** Start of Exercise data **

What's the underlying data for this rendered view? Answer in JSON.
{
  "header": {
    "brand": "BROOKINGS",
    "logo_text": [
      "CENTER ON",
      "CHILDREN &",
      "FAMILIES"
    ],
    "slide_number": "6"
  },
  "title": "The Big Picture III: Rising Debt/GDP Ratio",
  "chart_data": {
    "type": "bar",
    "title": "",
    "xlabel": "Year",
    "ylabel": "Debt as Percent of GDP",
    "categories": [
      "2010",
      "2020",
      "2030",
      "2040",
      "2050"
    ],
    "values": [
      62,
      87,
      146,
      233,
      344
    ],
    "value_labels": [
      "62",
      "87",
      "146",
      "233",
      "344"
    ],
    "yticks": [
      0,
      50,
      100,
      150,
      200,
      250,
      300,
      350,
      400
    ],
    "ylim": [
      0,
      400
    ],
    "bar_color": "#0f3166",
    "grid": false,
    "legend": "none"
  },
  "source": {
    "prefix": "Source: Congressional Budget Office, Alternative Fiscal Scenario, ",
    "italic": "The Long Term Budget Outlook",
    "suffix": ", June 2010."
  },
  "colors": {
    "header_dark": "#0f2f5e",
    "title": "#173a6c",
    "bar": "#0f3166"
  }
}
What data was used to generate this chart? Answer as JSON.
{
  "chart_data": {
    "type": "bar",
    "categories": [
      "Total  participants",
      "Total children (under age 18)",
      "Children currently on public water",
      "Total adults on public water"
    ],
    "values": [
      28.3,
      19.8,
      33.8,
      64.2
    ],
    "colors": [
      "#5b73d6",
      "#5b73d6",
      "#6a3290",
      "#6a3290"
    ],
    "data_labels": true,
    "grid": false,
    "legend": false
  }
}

** End of Exercise data **

== The exercise ==
Your task is to extract all of the records exactly.

== Result of the task ==
What's the underlying data for this rendered view? Answer in JSON.
{
  "header": {
    "brand": "BROOKINGS",
    "logo_text": [
      "CENTER ON",
      "CHILDREN &",
      "FAMILIES"
    ],
    "slide_number": "6"
  },
  "title": "The Big Picture III: Rising Debt/GDP Ratio",
  "chart_data": {
    "type": "bar",
    "title": "",
    "xlabel": "Year",
    "ylabel": "Debt as Percent of GDP",
    "categories": [
      "2010",
      "2020",
      "2030",
      "2040",
      "2050"
    ],
    "values": [
      62,
      87,
      146,
      233,
      344
    ],
    "value_labels": [
      "62",
      "87",
      "146",
      "233",
      "344"
    ],
    "yticks": [
      0,
      50,
      100,
      150,
      200,
      250,
      300,
      350,
      400
    ],
    "ylim": [
      0,
      400
    ],
    "bar_color": "#0f3166",
    "grid": false,
    "legend": "none"
  },
  "source": {
    "prefix": "Source: Congressional Budget Office, Alternative Fiscal Scenario, ",
    "italic": "The Long Term Budget Outlook",
    "suffix": ", June 2010."
  },
  "colors": {
    "header_dark": "#0f2f5e",
    "title": "#173a6c",
    "bar": "#0f3166"
  }
}
What data was used to generate this chart? Answer as JSON.
{
  "chart_data": {
    "type": "bar",
    "categories": [
      "Total  participants",
      "Total children (under age 18)",
      "Children currently on public water",
      "Total adults on public water"
    ],
    "values": [
      28.3,
      19.8,
      33.8,
      64.2
    ],
    "colors": [
      "#5b73d6",
      "#5b73d6",
      "#6a3290",
      "#6a3290"
    ],
    "data_labels": true,
    "grid": false,
    "legend": false
  }
}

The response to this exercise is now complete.